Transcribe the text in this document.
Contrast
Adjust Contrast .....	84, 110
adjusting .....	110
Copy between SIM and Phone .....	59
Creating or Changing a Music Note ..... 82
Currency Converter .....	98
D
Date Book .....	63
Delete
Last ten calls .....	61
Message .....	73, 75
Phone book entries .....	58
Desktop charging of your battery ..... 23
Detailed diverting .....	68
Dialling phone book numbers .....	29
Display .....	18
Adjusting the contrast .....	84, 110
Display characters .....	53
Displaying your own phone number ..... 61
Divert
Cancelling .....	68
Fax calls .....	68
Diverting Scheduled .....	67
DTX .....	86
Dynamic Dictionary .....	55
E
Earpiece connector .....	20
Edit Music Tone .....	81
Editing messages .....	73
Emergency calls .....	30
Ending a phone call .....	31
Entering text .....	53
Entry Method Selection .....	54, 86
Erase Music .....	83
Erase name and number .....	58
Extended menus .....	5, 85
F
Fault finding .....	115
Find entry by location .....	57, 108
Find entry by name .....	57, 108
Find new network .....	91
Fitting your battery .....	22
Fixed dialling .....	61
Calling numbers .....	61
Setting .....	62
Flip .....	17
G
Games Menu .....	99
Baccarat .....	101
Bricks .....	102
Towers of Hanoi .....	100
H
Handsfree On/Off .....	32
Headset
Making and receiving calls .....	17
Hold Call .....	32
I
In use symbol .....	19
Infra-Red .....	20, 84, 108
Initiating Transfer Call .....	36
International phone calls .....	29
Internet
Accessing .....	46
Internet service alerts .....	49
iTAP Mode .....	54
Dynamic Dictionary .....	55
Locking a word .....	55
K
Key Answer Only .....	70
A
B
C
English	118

------------------------------------

=== REQUIRED WORK ===
Which lines hold the word "name"? Show each one.

=== FINAL ANSWER ===
Erase name and number .....	58
Find entry by name .....	57, 108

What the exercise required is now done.